**Input for this task**

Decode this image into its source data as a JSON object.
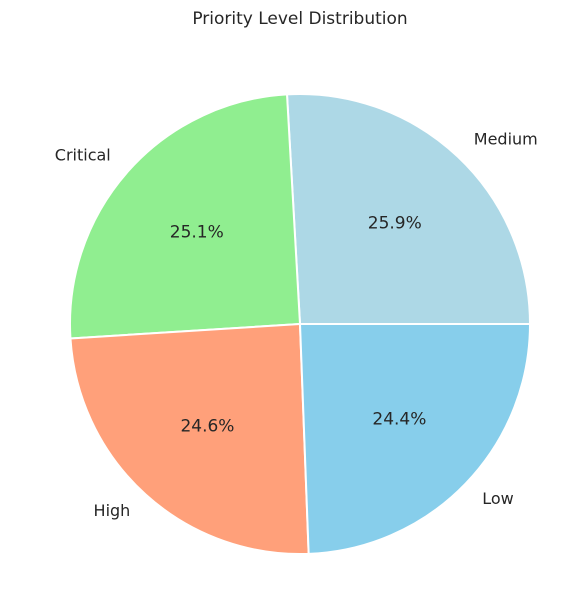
{
  "chart_data": {
    "type": "pie",
    "title": "Priority Level Distribution",
    "categories": [
      "Medium",
      "Critical",
      "High",
      "Low"
    ],
    "values": [
      25.9,
      25.1,
      24.6,
      24.4
    ],
    "percent_labels": [
      "25.9%",
      "25.1%",
      "24.6%",
      "24.4%"
    ],
    "colors": [
      "#add8e6",
      "#90ee90",
      "#ffa07a",
      "#87ceeb"
    ],
    "start_angle_deg": 0,
    "direction": "counterclockwise",
    "legend": "none"
  }
}
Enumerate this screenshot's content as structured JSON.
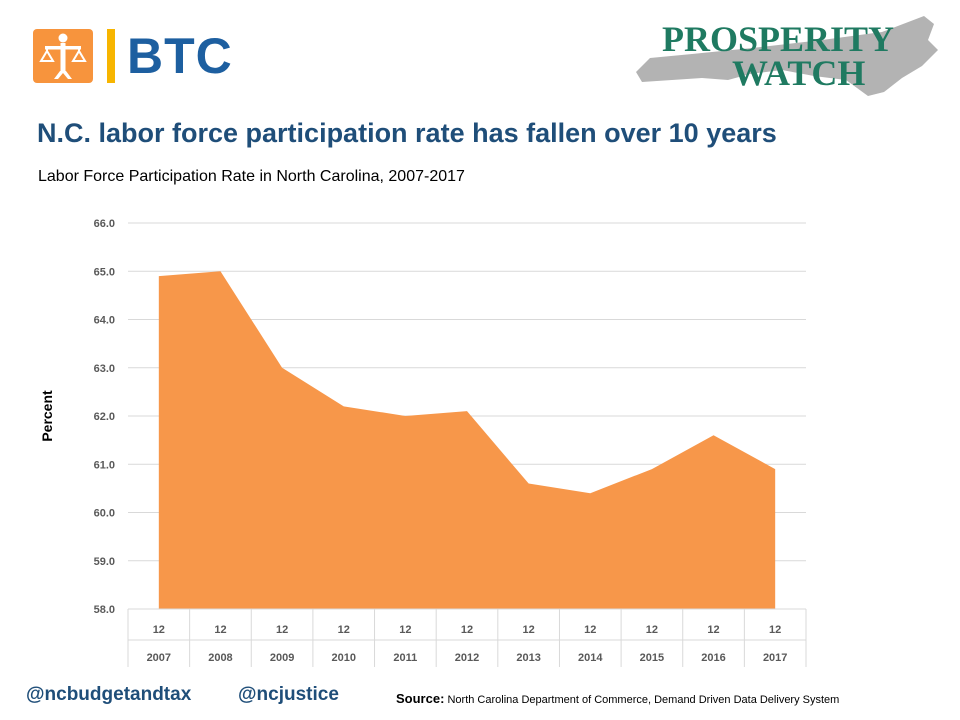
{
  "logos": {
    "btc_text": "BTC",
    "prosperity_line1": "PROSPERITY",
    "prosperity_line2": "WATCH"
  },
  "title": "N.C. labor force participation rate has fallen over 10 years",
  "subtitle": "Labor Force Participation Rate in North Carolina, 2007-2017",
  "footer": {
    "handle1": "@ncbudgetandtax",
    "handle2": "@ncjustice",
    "source_label": "Source:",
    "source_text": "North Carolina Department of Commerce, Demand Driven Data Delivery System"
  },
  "colors": {
    "area": "#f7974a",
    "title": "#1f4e79",
    "btc_blue": "#1d5fa0",
    "btc_orange": "#f7943d",
    "pw_green": "#1f7a61",
    "nc_gray": "#b3b3b3"
  },
  "chart_data": {
    "type": "area",
    "ylabel": "Percent",
    "ylim": [
      58.0,
      66.0
    ],
    "yticks": [
      "58.0",
      "59.0",
      "60.0",
      "61.0",
      "62.0",
      "63.0",
      "64.0",
      "65.0",
      "66.0"
    ],
    "grid": true,
    "x_months": [
      "12",
      "12",
      "12",
      "12",
      "12",
      "12",
      "12",
      "12",
      "12",
      "12",
      "12"
    ],
    "x_years": [
      "2007",
      "2008",
      "2009",
      "2010",
      "2011",
      "2012",
      "2013",
      "2014",
      "2015",
      "2016",
      "2017"
    ],
    "series": [
      {
        "values": [
          64.9,
          65.0,
          63.0,
          62.2,
          62.0,
          62.1,
          60.6,
          60.4,
          60.9,
          61.6,
          60.9
        ]
      }
    ]
  }
}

**Exercise**
Among the lines of the material, find those that hold the word "North" and copy them.

**Exercise output**
  "subtitle": "Labor Force Participation Rate in North Carolina, 2007-2017",
    "source_text": "North Carolina Department of Commerce, Demand Driven Data Delivery System"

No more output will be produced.